DESCRIPTION OF THE TASK: Copy out the line containing "Serialize everything readable" and each line after it, through the last one in the material, exactly as written.

DATA ENTRIES:
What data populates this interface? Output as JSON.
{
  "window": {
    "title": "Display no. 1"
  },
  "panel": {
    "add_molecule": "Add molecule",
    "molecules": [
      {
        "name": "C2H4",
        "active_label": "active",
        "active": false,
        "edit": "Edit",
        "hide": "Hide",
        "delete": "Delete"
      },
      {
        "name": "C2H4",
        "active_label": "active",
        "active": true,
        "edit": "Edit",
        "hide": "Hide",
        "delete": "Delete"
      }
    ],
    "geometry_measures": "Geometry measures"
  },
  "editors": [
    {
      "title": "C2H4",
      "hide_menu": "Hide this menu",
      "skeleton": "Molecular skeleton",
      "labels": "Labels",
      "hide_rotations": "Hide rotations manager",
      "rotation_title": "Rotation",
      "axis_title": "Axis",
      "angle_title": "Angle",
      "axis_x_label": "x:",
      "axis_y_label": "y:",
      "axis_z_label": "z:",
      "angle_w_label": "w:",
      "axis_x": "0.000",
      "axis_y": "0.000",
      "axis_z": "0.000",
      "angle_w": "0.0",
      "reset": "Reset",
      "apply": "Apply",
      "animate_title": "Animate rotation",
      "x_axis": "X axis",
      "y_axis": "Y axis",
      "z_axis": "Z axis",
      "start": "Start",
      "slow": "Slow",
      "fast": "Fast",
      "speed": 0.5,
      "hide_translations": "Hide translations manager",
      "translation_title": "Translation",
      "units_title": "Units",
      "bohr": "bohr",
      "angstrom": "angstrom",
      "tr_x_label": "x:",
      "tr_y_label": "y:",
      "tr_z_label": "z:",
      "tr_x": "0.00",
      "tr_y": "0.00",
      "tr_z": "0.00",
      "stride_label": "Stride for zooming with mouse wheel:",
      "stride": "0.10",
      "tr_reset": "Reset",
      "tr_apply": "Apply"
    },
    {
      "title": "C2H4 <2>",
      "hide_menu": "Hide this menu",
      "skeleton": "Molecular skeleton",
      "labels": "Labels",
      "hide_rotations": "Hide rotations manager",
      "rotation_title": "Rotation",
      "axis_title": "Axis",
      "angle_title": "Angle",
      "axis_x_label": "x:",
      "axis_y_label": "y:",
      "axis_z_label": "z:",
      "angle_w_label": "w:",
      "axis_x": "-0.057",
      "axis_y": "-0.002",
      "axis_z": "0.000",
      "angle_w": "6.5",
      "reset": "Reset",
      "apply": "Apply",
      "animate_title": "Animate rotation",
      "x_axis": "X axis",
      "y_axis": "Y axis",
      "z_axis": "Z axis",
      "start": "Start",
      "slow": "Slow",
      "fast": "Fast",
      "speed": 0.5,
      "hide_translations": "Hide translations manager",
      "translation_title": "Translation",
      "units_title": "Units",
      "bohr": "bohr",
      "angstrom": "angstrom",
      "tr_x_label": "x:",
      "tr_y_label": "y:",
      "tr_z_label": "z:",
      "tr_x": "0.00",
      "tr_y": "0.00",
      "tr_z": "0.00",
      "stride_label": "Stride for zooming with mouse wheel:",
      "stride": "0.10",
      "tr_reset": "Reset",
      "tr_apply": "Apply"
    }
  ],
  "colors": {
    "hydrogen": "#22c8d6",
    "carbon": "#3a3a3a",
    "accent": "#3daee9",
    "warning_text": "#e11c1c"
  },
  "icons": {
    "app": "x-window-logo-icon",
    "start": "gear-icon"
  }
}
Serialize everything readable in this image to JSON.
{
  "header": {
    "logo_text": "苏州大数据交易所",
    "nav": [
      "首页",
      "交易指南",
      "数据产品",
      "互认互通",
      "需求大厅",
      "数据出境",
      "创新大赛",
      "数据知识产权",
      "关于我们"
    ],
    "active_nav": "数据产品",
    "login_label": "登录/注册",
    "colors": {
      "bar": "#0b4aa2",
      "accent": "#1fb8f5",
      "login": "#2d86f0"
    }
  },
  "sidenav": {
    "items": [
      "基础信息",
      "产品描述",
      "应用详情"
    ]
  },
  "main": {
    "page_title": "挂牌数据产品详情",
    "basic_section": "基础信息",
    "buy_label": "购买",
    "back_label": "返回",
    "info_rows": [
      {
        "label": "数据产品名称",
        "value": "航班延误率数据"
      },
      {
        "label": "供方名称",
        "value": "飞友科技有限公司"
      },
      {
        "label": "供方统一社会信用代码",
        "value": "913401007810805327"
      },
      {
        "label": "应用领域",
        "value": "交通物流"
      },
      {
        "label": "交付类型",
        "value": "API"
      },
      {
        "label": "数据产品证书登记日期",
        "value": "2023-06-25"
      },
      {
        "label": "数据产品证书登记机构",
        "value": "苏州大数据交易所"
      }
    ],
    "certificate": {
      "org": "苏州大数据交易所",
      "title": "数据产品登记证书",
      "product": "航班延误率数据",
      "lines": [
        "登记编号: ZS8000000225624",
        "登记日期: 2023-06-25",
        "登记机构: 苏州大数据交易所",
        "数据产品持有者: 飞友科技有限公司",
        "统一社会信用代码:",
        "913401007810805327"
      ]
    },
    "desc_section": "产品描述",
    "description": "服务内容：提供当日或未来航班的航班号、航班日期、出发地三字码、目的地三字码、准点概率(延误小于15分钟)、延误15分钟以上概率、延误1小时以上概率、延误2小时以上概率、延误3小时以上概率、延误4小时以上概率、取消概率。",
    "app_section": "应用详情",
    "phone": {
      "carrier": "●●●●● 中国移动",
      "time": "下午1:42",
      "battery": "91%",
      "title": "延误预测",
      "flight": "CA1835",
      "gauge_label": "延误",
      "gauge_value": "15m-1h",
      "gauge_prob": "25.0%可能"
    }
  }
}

RESULT FOR THIS EXERCISE:
Serialize everything readable in this image to JSON.
{
  "header": {
    "logo_text": "苏州大数据交易所",
    "nav": [
      "首页",
      "交易指南",
      "数据产品",
      "互认互通",
      "需求大厅",
      "数据出境",
      "创新大赛",
      "数据知识产权",
      "关于我们"
    ],
    "active_nav": "数据产品",
    "login_label": "登录/注册",
    "colors": {
      "bar": "#0b4aa2",
      "accent": "#1fb8f5",
      "login": "#2d86f0"
    }
  },
  "sidenav": {
    "items": [
      "基础信息",
      "产品描述",
      "应用详情"
    ]
  },
  "main": {
    "page_title": "挂牌数据产品详情",
    "basic_section": "基础信息",
    "buy_label": "购买",
    "back_label": "返回",
    "info_rows": [
      {
        "label": "数据产品名称",
        "value": "航班延误率数据"
      },
      {
        "label": "供方名称",
        "value": "飞友科技有限公司"
      },
      {
        "label": "供方统一社会信用代码",
        "value": "913401007810805327"
      },
      {
        "label": "应用领域",
        "value": "交通物流"
      },
      {
        "label": "交付类型",
        "value": "API"
      },
      {
        "label": "数据产品证书登记日期",
        "value": "2023-06-25"
      },
      {
        "label": "数据产品证书登记机构",
        "value": "苏州大数据交易所"
      }
    ],
    "certificate": {
      "org": "苏州大数据交易所",
      "title": "数据产品登记证书",
      "product": "航班延误率数据",
      "lines": [
        "登记编号: ZS8000000225624",
        "登记日期: 2023-06-25",
        "登记机构: 苏州大数据交易所",
        "数据产品持有者: 飞友科技有限公司",
        "统一社会信用代码:",
        "913401007810805327"
      ]
    },
    "desc_section": "产品描述",
    "description": "服务内容：提供当日或未来航班的航班号、航班日期、出发地三字码、目的地三字码、准点概率(延误小于15分钟)、延误15分钟以上概率、延误1小时以上概率、延误2小时以上概率、延误3小时以上概率、延误4小时以上概率、取消概率。",
    "app_section": "应用详情",
    "phone": {
      "carrier": "●●●●● 中国移动",
      "time": "下午1:42",
      "battery": "91%",
      "title": "延误预测",
      "flight": "CA1835",
      "gauge_label": "延误",
      "gauge_value": "15m-1h",
      "gauge_prob": "25.0%可能"
    }
  }
}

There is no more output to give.